From the listing that follows, extract every line and set it down unaltered.

▶

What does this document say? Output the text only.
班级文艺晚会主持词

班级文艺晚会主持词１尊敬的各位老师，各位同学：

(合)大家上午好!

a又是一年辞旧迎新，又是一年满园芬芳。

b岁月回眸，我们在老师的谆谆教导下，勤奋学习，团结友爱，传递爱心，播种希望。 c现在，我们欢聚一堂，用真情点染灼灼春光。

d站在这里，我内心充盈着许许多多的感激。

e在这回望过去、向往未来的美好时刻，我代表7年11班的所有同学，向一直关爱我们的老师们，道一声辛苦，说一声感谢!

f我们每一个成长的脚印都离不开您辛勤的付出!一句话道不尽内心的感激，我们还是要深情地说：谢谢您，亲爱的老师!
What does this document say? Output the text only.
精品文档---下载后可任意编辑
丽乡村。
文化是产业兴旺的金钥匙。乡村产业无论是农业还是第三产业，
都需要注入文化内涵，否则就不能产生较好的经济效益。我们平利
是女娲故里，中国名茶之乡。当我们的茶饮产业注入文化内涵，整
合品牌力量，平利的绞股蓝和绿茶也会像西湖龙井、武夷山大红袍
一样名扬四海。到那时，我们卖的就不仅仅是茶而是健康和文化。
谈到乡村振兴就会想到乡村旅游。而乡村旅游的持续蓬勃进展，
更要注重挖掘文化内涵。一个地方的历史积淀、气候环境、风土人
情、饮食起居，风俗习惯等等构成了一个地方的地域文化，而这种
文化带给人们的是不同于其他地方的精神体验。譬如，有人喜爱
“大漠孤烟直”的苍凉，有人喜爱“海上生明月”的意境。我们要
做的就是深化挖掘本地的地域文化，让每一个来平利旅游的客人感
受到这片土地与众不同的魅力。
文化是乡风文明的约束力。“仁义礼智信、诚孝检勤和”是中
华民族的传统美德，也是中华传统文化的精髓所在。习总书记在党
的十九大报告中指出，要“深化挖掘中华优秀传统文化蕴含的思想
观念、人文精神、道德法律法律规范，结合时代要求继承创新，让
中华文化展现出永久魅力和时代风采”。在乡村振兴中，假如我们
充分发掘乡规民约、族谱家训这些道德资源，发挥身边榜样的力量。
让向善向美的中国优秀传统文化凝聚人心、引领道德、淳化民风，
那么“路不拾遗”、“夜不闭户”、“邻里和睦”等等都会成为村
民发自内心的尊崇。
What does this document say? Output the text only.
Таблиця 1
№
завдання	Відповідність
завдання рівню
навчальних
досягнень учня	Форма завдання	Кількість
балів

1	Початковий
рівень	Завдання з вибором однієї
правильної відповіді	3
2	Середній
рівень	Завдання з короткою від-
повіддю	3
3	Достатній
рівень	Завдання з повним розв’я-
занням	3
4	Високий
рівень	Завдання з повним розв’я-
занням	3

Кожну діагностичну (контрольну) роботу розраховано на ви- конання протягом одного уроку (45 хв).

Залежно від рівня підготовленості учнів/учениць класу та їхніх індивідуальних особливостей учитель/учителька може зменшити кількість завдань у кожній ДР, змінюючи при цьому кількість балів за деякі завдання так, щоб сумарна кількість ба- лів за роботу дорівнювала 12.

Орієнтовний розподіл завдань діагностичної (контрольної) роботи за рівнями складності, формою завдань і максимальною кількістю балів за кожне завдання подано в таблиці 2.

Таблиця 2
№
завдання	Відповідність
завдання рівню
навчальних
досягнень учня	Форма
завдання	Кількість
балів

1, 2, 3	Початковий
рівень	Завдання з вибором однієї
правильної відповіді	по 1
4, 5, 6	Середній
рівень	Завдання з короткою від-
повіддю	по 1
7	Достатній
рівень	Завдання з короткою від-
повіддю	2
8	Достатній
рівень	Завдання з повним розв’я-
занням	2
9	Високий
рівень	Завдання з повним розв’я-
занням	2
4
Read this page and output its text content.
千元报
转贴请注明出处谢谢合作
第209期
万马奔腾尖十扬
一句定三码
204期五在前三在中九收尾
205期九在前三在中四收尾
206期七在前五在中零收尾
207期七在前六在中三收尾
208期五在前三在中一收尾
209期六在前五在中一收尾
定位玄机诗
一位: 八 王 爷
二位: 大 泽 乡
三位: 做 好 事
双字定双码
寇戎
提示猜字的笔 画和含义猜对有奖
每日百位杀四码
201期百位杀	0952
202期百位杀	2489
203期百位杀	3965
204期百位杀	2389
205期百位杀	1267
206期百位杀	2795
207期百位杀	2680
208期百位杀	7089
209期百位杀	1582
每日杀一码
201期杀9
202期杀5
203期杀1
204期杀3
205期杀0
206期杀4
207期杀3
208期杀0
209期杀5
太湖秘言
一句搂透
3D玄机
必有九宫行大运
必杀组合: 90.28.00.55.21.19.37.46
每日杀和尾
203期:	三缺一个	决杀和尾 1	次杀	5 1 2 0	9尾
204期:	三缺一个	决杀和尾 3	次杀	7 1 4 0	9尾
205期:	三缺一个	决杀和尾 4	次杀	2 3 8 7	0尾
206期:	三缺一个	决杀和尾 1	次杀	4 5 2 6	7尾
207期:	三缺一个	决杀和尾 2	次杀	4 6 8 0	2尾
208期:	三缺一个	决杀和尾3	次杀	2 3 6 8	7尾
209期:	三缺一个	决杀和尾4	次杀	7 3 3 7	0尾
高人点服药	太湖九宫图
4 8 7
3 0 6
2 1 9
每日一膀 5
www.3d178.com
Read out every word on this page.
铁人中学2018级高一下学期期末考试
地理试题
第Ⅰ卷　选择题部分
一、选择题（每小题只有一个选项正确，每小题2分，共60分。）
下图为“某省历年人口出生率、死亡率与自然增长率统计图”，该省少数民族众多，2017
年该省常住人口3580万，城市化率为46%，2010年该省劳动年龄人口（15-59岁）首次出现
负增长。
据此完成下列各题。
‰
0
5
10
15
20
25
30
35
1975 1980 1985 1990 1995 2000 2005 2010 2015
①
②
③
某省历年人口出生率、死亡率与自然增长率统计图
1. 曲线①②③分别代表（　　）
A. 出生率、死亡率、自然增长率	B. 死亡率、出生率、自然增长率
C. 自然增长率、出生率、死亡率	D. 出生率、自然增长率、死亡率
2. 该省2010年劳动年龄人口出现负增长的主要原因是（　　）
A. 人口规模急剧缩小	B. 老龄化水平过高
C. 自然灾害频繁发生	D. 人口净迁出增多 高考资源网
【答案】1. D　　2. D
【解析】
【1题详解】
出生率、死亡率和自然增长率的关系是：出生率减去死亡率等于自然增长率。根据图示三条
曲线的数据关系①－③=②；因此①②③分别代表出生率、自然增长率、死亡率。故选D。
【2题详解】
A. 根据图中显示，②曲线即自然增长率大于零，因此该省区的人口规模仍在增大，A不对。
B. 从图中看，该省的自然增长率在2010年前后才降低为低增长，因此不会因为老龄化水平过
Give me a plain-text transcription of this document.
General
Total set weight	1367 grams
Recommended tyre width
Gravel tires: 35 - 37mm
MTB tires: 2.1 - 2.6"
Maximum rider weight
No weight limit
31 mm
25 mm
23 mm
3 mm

◀

### Task output
What does this document say? Output the text only.
班级文艺晚会主持词

班级文艺晚会主持词１尊敬的各位老师，各位同学：

(合)大家上午好!

a又是一年辞旧迎新，又是一年满园芬芳。

b岁月回眸，我们在老师的谆谆教导下，勤奋学习，团结友爱，传递爱心，播种希望。 c现在，我们欢聚一堂，用真情点染灼灼春光。

d站在这里，我内心充盈着许许多多的感激。

e在这回望过去、向往未来的美好时刻，我代表7年11班的所有同学，向一直关爱我们的老师们，道一声辛苦，说一声感谢!

f我们每一个成长的脚印都离不开您辛勤的付出!一句话道不尽内心的感激，我们还是要深情地说：谢谢您，亲爱的老师!
What does this document say? Output the text only.
精品文档---下载后可任意编辑
丽乡村。
文化是产业兴旺的金钥匙。乡村产业无论是农业还是第三产业，
都需要注入文化内涵，否则就不能产生较好的经济效益。我们平利
是女娲故里，中国名茶之乡。当我们的茶饮产业注入文化内涵，整
合品牌力量，平利的绞股蓝和绿茶也会像西湖龙井、武夷山大红袍
一样名扬四海。到那时，我们卖的就不仅仅是茶而是健康和文化。
谈到乡村振兴就会想到乡村旅游。而乡村旅游的持续蓬勃进展，
更要注重挖掘文化内涵。一个地方的历史积淀、气候环境、风土人
情、饮食起居，风俗习惯等等构成了一个地方的地域文化，而这种
文化带给人们的是不同于其他地方的精神体验。譬如，有人喜爱
“大漠孤烟直”的苍凉，有人喜爱“海上生明月”的意境。我们要
做的就是深化挖掘本地的地域文化，让每一个来平利旅游的客人感
受到这片土地与众不同的魅力。
文化是乡风文明的约束力。“仁义礼智信、诚孝检勤和”是中
华民族的传统美德，也是中华传统文化的精髓所在。习总书记在党
的十九大报告中指出，要“深化挖掘中华优秀传统文化蕴含的思想
观念、人文精神、道德法律法律规范，结合时代要求继承创新，让
中华文化展现出永久魅力和时代风采”。在乡村振兴中，假如我们
充分发掘乡规民约、族谱家训这些道德资源，发挥身边榜样的力量。
让向善向美的中国优秀传统文化凝聚人心、引领道德、淳化民风，
那么“路不拾遗”、“夜不闭户”、“邻里和睦”等等都会成为村
民发自内心的尊崇。
What does this document say? Output the text only.
Таблиця 1
№
завдання	Відповідність
завдання рівню
навчальних
досягнень учня	Форма завдання	Кількість
балів

1	Початковий
рівень	Завдання з вибором однієї
правильної відповіді	3
2	Середній
рівень	Завдання з короткою від-
повіддю	3
3	Достатній
рівень	Завдання з повним розв’я-
занням	3
4	Високий
рівень	Завдання з повним розв’я-
занням	3

Кожну діагностичну (контрольну) роботу розраховано на ви- конання протягом одного уроку (45 хв).

Залежно від рівня підготовленості учнів/учениць класу та їхніх індивідуальних особливостей учитель/учителька може зменшити кількість завдань у кожній ДР, змінюючи при цьому кількість балів за деякі завдання так, щоб сумарна кількість ба- лів за роботу дорівнювала 12.

Орієнтовний розподіл завдань діагностичної (контрольної) роботи за рівнями складності, формою завдань і максимальною кількістю балів за кожне завдання подано в таблиці 2.

Таблиця 2
№
завдання	Відповідність
завдання рівню
навчальних
досягнень учня	Форма
завдання	Кількість
балів

1, 2, 3	Початковий
рівень	Завдання з вибором однієї
правильної відповіді	по 1
4, 5, 6	Середній
рівень	Завдання з короткою від-
повіддю	по 1
7	Достатній
рівень	Завдання з короткою від-
повіддю	2
8	Достатній
рівень	Завдання з повним розв’я-
занням	2
9	Високий
рівень	Завдання з повним розв’я-
занням	2
4
Read this page and output its text content.
千元报
转贴请注明出处谢谢合作
第209期
万马奔腾尖十扬
一句定三码
204期五在前三在中九收尾
205期九在前三在中四收尾
206期七在前五在中零收尾
207期七在前六在中三收尾
208期五在前三在中一收尾
209期六在前五在中一收尾
定位玄机诗
一位: 八 王 爷
二位: 大 泽 乡
三位: 做 好 事
双字定双码
寇戎
提示猜字的笔 画和含义猜对有奖
每日百位杀四码
201期百位杀	0952
202期百位杀	2489
203期百位杀	3965
204期百位杀	2389
205期百位杀	1267
206期百位杀	2795
207期百位杀	2680
208期百位杀	7089
209期百位杀	1582
每日杀一码
201期杀9
202期杀5
203期杀1
204期杀3
205期杀0
206期杀4
207期杀3
208期杀0
209期杀5
太湖秘言
一句搂透
3D玄机
必有九宫行大运
必杀组合: 90.28.00.55.21.19.37.46
每日杀和尾
203期:	三缺一个	决杀和尾 1	次杀	5 1 2 0	9尾
204期:	三缺一个	决杀和尾 3	次杀	7 1 4 0	9尾
205期:	三缺一个	决杀和尾 4	次杀	2 3 8 7	0尾
206期:	三缺一个	决杀和尾 1	次杀	4 5 2 6	7尾
207期:	三缺一个	决杀和尾 2	次杀	4 6 8 0	2尾
208期:	三缺一个	决杀和尾3	次杀	2 3 6 8	7尾
209期:	三缺一个	决杀和尾4	次杀	7 3 3 7	0尾
高人点服药	太湖九宫图
4 8 7
3 0 6
2 1 9
每日一膀 5
www.3d178.com
Read out every word on this page.
铁人中学2018级高一下学期期末考试
地理试题
第Ⅰ卷　选择题部分
一、选择题（每小题只有一个选项正确，每小题2分，共60分。）
下图为“某省历年人口出生率、死亡率与自然增长率统计图”，该省少数民族众多，2017
年该省常住人口3580万，城市化率为46%，2010年该省劳动年龄人口（15-59岁）首次出现
负增长。
据此完成下列各题。
‰
0
5
10
15
20
25
30
35
1975 1980 1985 1990 1995 2000 2005 2010 2015
①
②
③
某省历年人口出生率、死亡率与自然增长率统计图
1. 曲线①②③分别代表（　　）
A. 出生率、死亡率、自然增长率	B. 死亡率、出生率、自然增长率
C. 自然增长率、出生率、死亡率	D. 出生率、自然增长率、死亡率
2. 该省2010年劳动年龄人口出现负增长的主要原因是（　　）
A. 人口规模急剧缩小	B. 老龄化水平过高
C. 自然灾害频繁发生	D. 人口净迁出增多 高考资源网
【答案】1. D　　2. D
【解析】
【1题详解】
出生率、死亡率和自然增长率的关系是：出生率减去死亡率等于自然增长率。根据图示三条
曲线的数据关系①－③=②；因此①②③分别代表出生率、自然增长率、死亡率。故选D。
【2题详解】
A. 根据图中显示，②曲线即自然增长率大于零，因此该省区的人口规模仍在增大，A不对。
B. 从图中看，该省的自然增长率在2010年前后才降低为低增长，因此不会因为老龄化水平过
Give me a plain-text transcription of this document.
General
Total set weight	1367 grams
Recommended tyre width
Gravel tires: 35 - 37mm
MTB tires: 2.1 - 2.6"
Maximum rider weight
No weight limit
31 mm
25 mm
23 mm
3 mm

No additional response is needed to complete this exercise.